If a line in the data below includes the string "voor", please return a copy of it.

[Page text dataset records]
★ ★ ★

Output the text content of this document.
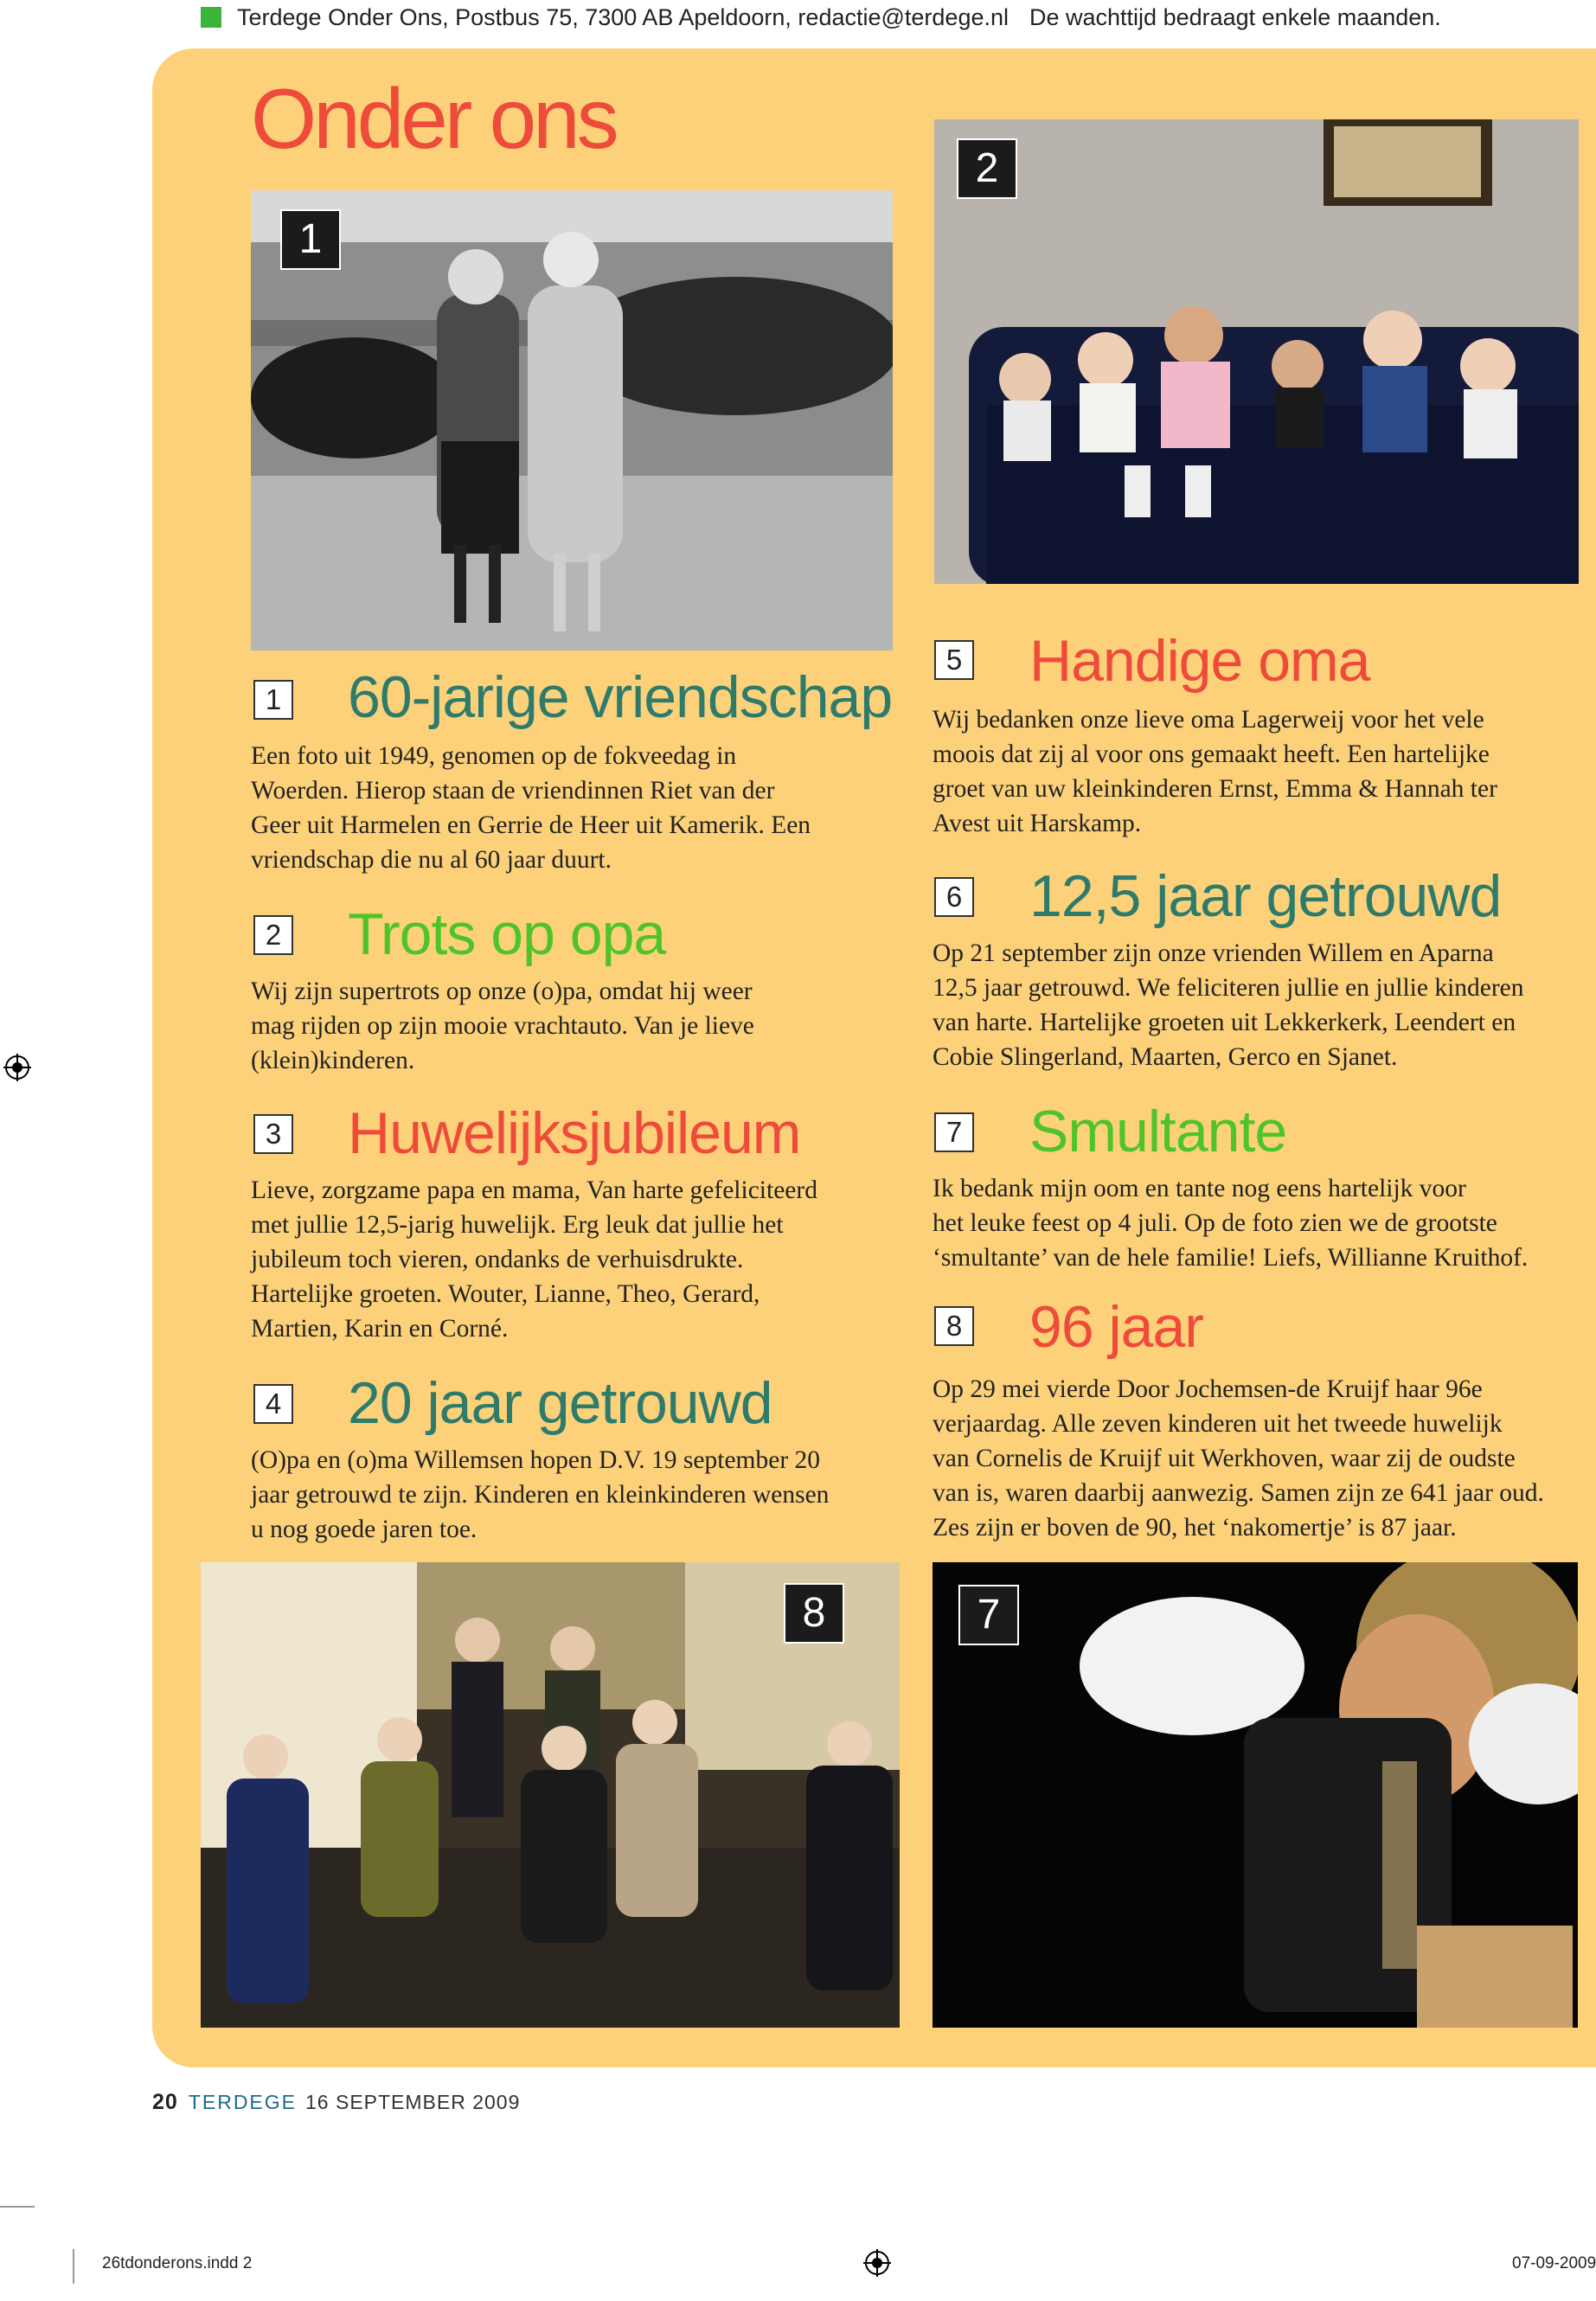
Terdege Onder Ons, Postbus 75, 7300 AB Apeldoorn, redactie@terdege.nl De wachttijd bedraagt enkele maanden.
Onder ons
1
2
1 60-jarige vriendschap

Een foto uit 1949, genomen op de fokveedag in

Woerden. Hierop staan de vriendinnen Riet van der

Geer uit Harmelen en Gerrie de Heer uit Kamerik. Een

vriendschap die nu al 60 jaar duurt.

2 Trots op opa

Wij zijn supertrots op onze (o)pa, omdat hij weer

mag rijden op zijn mooie vrachtauto. Van je lieve

(klein)kinderen.

3 Huwelijksjubileum

Lieve, zorgzame papa en mama, Van harte gefeliciteerd

met jullie 12,5-jarig huwelijk. Erg leuk dat jullie het

jubileum toch vieren, ondanks de verhuisdrukte.

Hartelijke groeten. Wouter, Lianne, Theo, Gerard,

Martien, Karin en Corné.

4 20 jaar getrouwd

(O)pa en (o)ma Willemsen hopen D.V. 19 september 20

jaar getrouwd te zijn. Kinderen en kleinkinderen wensen

u nog goede jaren toe.

5 Handige oma

Wij bedanken onze lieve oma Lagerweij voor het vele

moois dat zij al voor ons gemaakt heeft. Een hartelijke

groet van uw kleinkinderen Ernst, Emma & Hannah ter

Avest uit Harskamp.

6 12,5 jaar getrouwd

Op 21 september zijn onze vrienden Willem en Aparna

12,5 jaar getrouwd. We feliciteren jullie en jullie kinderen

van harte. Hartelijke groeten uit Lekkerkerk, Leendert en

Cobie Slingerland, Maarten, Gerco en Sjanet.

7 Smultante

Ik bedank mijn oom en tante nog eens hartelijk voor

het leuke feest op 4 juli. Op de foto zien we de grootste

‘smultante’ van de hele familie! Liefs, Willianne Kruithof.

8 96 jaar

Op 29 mei vierde Door Jochemsen-de Kruijf haar 96e

verjaardag. Alle zeven kinderen uit het tweede huwelijk

van Cornelis de Kruijf uit Werkhoven, waar zij de oudste

van is, waren daarbij aanwezig. Samen zijn ze 641 jaar oud.

Zes zijn er boven de 90, het ‘nakomertje’ is 87 jaar.

8	7
20 TERDEGE 16 SEPTEMBER 2009
26tdonderons.indd 2	07-09-2009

★ ★ ★

*Solved problem*.
Wij bedanken onze lieve oma Lagerweij voor het vele
moois dat zij al voor ons gemaakt heeft. Een hartelijke
Ik bedank mijn oom en tante nog eens hartelijk voor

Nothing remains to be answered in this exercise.